Problem: Identify and reproduce every line holding the string "JSON".

== Data shown

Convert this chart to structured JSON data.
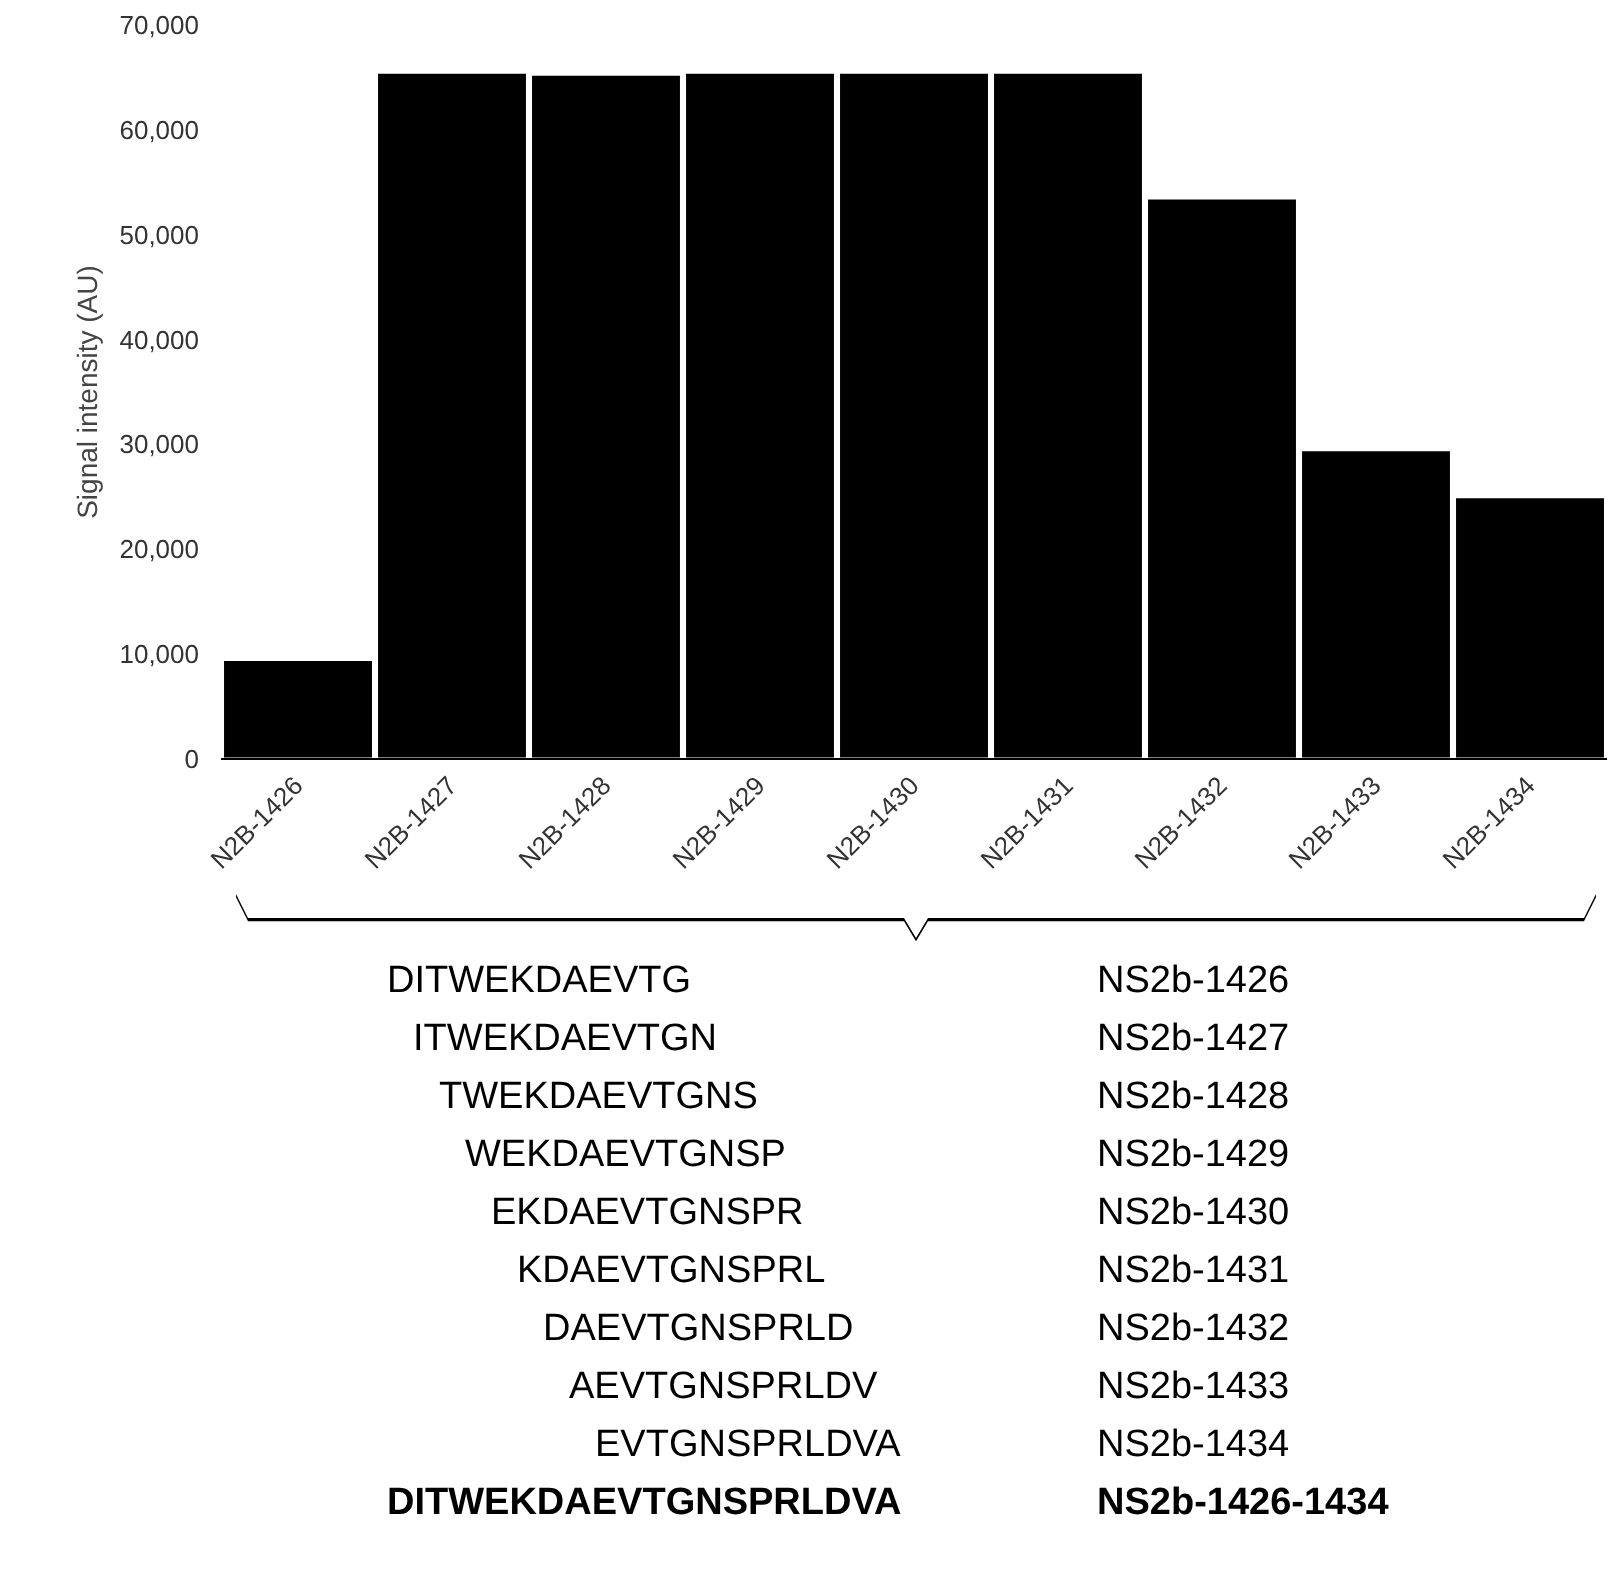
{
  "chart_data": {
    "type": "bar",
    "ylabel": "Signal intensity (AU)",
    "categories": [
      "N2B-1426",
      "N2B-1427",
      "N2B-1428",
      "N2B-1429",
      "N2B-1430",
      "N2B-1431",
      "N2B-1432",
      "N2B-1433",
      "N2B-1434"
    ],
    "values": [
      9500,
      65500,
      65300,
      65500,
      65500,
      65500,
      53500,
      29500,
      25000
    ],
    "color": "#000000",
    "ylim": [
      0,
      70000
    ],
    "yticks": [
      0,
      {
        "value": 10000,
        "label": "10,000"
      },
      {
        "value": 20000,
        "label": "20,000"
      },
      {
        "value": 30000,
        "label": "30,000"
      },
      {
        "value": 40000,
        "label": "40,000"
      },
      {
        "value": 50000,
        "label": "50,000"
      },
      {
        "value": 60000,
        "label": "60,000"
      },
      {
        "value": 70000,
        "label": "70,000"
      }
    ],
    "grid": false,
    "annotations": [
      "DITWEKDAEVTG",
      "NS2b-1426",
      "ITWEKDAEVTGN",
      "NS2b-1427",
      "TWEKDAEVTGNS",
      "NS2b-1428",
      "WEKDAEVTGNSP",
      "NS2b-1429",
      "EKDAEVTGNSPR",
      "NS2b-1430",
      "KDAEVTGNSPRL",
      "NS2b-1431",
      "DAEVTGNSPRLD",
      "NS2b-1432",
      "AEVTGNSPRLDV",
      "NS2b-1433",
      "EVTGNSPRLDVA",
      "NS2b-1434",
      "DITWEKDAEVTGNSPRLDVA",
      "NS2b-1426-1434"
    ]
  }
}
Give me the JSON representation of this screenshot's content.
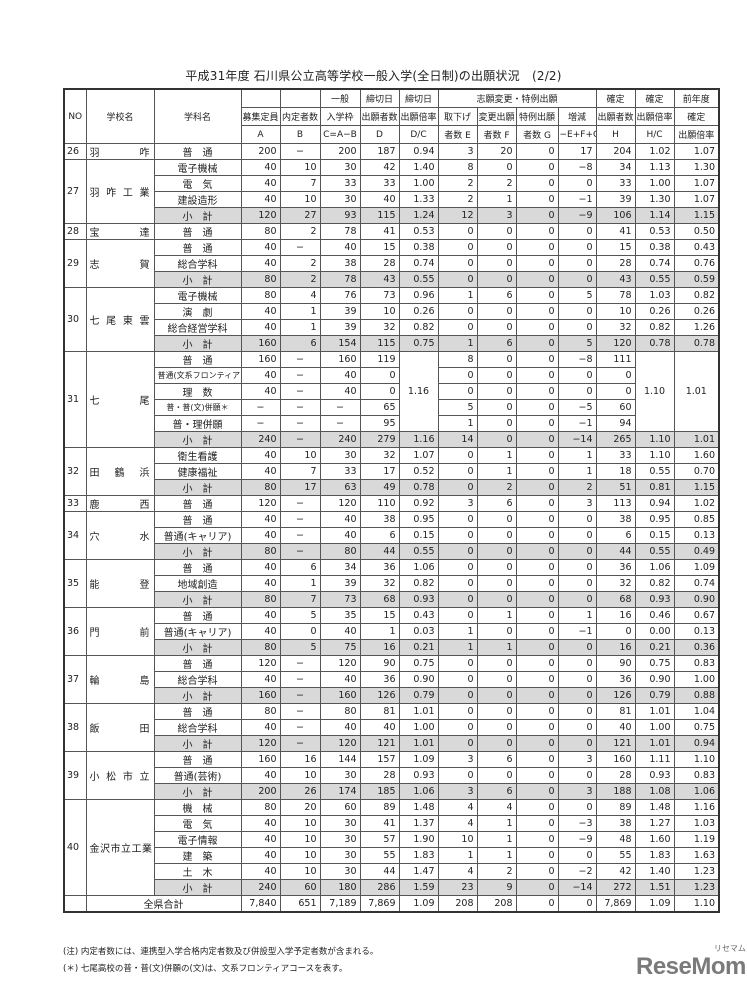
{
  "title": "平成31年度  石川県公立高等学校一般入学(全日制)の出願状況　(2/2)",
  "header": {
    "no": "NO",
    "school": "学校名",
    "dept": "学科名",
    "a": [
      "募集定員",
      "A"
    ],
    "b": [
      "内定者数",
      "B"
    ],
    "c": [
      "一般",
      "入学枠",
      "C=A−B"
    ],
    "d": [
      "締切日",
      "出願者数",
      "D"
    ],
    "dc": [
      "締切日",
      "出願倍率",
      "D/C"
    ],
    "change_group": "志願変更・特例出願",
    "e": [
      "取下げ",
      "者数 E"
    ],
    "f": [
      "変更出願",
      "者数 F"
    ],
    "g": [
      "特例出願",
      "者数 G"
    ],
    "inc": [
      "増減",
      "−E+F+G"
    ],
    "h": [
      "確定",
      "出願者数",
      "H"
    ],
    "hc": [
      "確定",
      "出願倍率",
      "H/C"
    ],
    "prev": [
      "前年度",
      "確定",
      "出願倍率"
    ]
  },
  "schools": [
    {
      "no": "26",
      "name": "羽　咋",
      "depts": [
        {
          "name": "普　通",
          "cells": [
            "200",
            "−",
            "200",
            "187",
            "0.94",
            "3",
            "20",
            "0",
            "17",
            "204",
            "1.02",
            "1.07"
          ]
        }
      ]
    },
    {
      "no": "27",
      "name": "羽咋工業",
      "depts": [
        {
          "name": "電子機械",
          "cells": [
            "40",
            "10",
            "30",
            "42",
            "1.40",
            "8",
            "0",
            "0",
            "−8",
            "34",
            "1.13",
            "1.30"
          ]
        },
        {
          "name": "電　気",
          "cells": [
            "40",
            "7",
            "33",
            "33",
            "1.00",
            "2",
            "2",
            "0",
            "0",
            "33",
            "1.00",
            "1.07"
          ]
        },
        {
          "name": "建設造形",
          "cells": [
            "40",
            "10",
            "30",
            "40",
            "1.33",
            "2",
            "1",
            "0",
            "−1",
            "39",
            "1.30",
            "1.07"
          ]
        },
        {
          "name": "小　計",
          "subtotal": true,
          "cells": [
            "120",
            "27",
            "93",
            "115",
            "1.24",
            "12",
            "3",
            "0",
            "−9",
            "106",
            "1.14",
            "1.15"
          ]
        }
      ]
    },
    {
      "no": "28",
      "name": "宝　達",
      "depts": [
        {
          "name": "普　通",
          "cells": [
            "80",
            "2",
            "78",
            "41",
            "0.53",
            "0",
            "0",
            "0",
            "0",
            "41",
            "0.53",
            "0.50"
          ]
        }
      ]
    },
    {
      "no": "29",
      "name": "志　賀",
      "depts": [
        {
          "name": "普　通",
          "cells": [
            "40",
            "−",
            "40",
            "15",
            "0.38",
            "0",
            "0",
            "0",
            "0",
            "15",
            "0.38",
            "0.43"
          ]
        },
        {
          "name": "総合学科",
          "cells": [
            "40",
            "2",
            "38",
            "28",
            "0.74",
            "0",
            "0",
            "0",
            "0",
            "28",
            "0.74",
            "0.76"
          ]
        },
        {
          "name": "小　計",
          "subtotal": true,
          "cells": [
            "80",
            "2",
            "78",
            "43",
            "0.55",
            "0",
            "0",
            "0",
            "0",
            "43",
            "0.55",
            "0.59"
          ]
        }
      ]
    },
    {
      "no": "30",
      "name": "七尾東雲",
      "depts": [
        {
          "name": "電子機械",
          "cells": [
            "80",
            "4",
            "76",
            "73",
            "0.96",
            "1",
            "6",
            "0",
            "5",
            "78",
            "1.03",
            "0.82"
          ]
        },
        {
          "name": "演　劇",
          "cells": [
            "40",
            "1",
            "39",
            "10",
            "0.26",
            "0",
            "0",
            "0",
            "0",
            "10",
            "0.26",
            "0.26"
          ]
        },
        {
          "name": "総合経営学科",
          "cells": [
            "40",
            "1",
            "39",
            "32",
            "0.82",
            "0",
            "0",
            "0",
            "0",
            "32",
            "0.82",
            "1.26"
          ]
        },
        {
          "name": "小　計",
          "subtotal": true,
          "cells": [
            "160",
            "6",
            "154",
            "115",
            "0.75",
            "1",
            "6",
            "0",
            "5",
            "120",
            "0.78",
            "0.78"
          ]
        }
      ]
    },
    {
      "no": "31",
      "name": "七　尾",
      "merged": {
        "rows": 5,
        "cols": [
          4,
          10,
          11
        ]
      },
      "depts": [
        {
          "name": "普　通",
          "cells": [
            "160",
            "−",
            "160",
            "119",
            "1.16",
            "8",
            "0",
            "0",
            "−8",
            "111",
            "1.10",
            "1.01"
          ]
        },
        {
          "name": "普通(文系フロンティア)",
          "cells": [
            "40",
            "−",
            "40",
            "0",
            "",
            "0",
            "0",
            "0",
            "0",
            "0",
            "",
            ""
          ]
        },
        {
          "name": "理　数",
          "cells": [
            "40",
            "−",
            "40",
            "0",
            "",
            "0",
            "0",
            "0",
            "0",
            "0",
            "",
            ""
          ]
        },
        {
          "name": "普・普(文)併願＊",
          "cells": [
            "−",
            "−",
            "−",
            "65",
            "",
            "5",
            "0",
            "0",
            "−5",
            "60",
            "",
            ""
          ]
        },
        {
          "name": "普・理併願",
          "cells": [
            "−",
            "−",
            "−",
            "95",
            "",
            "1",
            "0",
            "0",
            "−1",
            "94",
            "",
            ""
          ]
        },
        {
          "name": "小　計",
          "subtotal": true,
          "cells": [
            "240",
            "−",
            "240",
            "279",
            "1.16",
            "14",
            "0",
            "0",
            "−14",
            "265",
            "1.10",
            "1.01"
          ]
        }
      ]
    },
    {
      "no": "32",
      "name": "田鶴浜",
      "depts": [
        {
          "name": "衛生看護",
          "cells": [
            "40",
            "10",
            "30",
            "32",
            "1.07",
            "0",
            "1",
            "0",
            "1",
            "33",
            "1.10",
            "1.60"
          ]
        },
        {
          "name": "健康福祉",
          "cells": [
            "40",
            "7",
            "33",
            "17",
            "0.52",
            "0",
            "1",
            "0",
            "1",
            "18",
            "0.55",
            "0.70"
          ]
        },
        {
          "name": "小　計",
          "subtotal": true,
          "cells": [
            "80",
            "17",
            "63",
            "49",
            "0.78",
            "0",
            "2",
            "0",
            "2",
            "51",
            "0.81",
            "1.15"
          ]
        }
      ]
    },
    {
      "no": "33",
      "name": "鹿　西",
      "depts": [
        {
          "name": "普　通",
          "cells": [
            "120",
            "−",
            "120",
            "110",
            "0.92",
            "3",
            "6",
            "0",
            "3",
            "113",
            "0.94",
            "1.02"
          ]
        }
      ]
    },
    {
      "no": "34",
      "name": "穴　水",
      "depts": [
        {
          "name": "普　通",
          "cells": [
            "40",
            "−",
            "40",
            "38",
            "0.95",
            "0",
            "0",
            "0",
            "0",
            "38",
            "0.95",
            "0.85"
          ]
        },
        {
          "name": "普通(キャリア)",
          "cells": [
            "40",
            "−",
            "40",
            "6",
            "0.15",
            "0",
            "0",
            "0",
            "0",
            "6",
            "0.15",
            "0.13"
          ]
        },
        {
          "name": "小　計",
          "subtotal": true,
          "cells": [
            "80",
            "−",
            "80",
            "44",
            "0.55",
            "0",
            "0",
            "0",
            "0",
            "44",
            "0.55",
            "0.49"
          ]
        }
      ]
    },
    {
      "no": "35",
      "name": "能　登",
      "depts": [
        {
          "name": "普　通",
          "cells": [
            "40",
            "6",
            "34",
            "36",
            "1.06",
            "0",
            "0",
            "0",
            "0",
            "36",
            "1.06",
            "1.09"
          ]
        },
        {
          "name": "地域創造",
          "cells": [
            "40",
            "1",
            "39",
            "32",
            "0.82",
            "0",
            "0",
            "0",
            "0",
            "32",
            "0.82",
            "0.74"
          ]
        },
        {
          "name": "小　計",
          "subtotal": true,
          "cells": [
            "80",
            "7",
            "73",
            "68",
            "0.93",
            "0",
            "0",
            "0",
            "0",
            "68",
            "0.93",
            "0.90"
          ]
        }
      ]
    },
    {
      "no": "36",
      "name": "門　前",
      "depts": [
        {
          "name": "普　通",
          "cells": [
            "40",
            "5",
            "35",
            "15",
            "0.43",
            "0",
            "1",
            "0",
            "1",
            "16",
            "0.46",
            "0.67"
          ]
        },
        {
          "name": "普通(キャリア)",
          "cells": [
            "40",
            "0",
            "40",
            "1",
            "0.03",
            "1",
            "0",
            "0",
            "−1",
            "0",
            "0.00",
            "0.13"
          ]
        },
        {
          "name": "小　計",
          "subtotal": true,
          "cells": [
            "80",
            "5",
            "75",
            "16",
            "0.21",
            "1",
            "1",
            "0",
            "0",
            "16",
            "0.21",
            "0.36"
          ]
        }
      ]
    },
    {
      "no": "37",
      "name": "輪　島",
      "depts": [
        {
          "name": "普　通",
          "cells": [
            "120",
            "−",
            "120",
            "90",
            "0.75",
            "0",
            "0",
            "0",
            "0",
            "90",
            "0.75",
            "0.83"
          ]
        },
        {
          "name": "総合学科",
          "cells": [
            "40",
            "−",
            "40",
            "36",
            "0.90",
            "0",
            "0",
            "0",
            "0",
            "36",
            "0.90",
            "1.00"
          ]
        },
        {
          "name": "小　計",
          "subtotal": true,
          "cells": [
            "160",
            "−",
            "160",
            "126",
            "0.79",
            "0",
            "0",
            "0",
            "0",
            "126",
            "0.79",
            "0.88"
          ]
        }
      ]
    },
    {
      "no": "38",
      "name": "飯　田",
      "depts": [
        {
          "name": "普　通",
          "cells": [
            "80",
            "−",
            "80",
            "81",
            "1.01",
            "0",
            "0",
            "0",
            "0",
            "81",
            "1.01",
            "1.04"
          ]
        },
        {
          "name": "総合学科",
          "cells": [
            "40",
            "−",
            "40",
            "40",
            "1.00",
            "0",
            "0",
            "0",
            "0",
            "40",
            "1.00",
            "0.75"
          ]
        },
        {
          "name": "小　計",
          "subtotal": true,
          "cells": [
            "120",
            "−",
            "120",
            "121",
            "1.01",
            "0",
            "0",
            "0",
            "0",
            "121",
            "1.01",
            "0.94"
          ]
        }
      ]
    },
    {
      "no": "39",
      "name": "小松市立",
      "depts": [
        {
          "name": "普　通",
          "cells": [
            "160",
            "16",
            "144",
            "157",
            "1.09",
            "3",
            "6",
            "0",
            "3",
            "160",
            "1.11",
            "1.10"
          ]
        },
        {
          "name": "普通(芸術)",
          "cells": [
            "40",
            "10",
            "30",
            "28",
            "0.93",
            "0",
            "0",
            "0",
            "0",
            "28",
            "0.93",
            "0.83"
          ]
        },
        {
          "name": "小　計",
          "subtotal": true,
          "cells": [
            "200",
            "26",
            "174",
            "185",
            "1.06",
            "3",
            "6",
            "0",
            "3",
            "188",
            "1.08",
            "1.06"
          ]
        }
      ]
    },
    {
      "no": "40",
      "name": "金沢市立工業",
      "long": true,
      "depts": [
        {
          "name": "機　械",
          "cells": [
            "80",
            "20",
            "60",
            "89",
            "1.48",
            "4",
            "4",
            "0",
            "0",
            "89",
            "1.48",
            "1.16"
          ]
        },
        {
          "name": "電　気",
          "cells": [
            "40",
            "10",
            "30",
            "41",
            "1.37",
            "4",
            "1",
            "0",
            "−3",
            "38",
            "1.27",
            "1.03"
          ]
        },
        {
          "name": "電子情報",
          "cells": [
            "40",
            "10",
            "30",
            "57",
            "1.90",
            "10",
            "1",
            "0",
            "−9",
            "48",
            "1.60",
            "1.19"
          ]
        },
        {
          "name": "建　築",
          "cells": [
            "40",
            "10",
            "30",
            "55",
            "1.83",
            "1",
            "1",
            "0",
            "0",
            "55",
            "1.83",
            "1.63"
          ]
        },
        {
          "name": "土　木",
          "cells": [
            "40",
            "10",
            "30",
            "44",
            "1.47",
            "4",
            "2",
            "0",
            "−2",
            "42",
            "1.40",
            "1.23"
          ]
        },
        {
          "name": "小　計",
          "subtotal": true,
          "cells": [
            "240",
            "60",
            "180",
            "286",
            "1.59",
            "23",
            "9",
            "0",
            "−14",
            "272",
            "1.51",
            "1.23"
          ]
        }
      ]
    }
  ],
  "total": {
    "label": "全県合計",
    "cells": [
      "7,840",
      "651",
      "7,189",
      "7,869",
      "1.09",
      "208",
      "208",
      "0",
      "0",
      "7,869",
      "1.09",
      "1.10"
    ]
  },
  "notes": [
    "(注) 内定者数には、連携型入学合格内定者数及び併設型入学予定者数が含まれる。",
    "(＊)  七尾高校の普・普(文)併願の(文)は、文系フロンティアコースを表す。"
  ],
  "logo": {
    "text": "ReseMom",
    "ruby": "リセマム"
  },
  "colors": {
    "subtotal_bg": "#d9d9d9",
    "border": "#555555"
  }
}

====

Solution:
Convert this chart to structured JSON data.
Give me the JSON representation of this screenshot's content.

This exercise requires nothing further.